REQUEST
Every line of the data that contains the string "chevron" must be copied.

SUPPLIED INFORMATION
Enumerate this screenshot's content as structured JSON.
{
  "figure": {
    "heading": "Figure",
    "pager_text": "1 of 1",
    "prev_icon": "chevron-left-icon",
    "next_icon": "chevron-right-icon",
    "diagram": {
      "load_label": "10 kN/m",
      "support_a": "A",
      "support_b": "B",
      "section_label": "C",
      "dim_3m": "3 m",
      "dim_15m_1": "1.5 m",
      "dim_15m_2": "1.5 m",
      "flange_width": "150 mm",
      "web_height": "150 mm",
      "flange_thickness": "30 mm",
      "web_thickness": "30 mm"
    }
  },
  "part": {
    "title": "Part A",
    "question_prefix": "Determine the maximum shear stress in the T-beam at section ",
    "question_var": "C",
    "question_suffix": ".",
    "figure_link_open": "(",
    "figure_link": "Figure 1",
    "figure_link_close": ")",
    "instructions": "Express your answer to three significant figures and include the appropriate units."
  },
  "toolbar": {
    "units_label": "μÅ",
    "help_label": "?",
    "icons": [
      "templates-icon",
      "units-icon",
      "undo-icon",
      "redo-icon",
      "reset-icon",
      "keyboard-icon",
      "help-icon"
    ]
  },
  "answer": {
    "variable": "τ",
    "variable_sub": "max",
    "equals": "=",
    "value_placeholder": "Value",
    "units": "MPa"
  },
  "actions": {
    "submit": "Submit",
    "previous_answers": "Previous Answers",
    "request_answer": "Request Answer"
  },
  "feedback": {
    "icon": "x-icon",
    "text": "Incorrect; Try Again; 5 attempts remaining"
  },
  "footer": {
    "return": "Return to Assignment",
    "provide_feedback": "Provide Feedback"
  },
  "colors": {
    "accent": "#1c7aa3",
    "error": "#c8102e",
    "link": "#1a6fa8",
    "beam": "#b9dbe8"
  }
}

WRITTEN REPLY
    "prev_icon": "chevron-left-icon",
    "next_icon": "chevron-right-icon",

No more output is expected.